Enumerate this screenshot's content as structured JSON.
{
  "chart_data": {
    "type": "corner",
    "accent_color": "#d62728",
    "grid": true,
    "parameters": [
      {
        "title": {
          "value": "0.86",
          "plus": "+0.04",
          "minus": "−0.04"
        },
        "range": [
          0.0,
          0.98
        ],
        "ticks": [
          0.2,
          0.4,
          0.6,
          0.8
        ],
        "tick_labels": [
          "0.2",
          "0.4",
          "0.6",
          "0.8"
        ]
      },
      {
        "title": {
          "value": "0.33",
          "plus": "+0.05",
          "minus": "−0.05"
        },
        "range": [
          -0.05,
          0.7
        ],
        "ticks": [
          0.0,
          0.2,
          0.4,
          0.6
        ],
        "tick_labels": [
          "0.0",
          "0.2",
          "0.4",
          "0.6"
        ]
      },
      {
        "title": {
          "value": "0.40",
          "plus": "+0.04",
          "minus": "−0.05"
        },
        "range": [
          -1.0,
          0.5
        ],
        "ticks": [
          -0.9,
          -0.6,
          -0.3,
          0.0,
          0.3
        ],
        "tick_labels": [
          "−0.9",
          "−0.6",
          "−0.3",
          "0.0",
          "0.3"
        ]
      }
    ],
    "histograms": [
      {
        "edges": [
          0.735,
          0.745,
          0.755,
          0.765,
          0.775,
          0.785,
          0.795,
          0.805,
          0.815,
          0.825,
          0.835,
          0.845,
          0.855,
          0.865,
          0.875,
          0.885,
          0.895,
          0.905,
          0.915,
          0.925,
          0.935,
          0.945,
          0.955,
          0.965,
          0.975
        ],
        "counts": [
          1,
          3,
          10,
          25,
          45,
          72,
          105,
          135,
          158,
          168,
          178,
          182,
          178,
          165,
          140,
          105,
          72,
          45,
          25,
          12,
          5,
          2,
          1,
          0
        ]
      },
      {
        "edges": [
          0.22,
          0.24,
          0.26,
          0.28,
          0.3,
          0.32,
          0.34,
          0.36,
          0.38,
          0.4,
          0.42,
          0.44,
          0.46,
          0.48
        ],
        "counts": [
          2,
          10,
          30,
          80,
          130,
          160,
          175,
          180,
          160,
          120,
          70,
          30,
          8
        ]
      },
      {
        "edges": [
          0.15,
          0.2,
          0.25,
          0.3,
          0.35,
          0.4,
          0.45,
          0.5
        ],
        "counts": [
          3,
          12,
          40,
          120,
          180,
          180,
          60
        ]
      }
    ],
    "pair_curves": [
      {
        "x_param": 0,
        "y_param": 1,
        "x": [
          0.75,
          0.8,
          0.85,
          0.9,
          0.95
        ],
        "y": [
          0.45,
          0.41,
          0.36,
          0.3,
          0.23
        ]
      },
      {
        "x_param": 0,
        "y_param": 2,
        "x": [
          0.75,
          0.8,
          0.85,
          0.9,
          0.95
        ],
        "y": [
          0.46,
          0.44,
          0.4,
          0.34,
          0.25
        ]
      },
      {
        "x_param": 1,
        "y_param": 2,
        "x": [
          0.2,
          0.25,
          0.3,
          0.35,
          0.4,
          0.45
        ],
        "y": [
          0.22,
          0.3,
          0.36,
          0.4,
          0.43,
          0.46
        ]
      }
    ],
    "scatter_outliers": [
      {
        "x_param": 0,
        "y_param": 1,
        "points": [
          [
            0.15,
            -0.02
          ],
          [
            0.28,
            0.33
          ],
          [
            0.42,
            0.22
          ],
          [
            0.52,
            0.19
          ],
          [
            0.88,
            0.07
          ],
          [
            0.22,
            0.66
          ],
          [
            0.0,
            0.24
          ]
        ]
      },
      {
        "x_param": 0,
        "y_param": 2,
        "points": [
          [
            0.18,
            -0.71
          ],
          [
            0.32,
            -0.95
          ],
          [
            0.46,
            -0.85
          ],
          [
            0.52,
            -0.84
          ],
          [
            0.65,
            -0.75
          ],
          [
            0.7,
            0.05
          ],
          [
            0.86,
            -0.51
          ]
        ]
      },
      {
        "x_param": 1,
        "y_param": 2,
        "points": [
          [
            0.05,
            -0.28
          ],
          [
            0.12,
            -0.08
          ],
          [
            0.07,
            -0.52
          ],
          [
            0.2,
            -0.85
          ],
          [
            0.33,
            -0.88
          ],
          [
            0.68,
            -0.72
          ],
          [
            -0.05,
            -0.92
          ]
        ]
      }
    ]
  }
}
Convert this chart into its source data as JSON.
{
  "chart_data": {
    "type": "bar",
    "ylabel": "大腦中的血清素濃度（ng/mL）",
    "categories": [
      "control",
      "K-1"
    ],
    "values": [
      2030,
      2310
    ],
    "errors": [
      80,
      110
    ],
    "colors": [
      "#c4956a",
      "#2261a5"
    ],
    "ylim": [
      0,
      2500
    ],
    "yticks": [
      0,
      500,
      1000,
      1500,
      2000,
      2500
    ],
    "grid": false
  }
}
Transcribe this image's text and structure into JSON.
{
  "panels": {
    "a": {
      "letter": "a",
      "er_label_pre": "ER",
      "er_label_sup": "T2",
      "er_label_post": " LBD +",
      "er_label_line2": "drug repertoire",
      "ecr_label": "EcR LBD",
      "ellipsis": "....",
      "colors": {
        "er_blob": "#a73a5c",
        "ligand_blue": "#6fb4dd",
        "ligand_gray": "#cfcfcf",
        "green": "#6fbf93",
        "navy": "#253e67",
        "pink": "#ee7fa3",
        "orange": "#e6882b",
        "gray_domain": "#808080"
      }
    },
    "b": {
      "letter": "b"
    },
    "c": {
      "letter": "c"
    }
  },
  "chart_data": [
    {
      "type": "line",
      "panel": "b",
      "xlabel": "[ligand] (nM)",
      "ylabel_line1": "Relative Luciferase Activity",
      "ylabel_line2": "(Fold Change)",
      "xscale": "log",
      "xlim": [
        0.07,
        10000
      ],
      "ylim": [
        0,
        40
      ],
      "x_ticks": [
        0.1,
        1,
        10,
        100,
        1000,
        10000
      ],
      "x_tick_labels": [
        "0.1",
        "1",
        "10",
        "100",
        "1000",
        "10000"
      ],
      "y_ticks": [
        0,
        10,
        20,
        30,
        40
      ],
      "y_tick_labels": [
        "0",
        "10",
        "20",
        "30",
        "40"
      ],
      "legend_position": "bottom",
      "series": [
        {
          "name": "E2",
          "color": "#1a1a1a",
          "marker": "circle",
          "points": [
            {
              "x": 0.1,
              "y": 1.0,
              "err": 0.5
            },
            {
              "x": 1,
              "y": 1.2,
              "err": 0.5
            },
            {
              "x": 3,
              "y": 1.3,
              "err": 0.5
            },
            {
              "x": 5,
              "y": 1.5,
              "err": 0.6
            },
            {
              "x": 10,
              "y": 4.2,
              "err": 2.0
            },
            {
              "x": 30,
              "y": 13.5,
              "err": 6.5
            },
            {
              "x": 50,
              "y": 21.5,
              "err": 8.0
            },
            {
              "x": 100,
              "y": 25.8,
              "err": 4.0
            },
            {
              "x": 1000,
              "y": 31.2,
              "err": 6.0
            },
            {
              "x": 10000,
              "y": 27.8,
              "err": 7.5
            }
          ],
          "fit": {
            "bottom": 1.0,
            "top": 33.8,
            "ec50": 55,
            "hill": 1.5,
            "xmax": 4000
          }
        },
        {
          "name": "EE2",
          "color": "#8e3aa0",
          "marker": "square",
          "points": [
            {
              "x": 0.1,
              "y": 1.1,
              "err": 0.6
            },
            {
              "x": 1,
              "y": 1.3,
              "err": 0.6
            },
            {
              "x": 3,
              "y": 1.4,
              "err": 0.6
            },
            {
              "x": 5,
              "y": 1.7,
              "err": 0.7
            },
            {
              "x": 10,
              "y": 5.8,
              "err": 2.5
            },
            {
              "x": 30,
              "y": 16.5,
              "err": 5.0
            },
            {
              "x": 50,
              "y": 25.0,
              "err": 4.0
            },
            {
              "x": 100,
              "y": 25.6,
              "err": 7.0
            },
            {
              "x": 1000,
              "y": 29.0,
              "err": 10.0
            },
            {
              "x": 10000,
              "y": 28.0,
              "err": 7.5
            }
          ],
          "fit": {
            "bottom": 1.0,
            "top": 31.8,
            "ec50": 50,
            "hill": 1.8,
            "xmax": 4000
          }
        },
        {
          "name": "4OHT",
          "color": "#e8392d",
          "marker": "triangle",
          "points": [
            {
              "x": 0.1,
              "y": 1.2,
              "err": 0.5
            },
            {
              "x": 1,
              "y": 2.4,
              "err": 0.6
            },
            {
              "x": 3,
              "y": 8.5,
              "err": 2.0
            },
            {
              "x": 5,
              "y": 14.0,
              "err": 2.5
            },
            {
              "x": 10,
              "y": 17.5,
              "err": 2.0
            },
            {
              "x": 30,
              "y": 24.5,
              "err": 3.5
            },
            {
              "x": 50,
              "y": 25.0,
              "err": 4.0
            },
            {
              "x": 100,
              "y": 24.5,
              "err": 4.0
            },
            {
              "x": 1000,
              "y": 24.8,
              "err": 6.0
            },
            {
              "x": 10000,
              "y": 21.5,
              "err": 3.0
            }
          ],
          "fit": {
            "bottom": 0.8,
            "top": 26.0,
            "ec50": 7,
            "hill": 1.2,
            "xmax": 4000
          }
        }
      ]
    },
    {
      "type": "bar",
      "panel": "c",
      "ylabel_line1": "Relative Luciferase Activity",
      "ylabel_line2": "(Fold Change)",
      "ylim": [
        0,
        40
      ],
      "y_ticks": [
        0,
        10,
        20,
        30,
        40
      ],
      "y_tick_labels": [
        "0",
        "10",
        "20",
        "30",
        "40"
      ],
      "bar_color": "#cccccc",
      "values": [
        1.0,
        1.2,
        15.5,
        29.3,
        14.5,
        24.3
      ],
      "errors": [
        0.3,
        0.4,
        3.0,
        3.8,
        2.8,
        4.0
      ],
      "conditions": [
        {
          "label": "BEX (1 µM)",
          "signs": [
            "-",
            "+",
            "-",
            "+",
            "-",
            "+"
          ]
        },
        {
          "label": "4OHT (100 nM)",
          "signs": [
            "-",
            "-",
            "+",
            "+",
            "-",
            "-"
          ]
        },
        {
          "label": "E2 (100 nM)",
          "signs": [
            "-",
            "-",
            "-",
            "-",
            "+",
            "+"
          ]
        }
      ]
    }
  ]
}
○ ○ ○ ○
**Task to carry out**
Look through the entries above; copy every line holding the string "bottom".

**Exercise output**
      "legend_position": "bottom",
            "bottom": 1.0,
            "bottom": 1.0,
            "bottom": 0.8,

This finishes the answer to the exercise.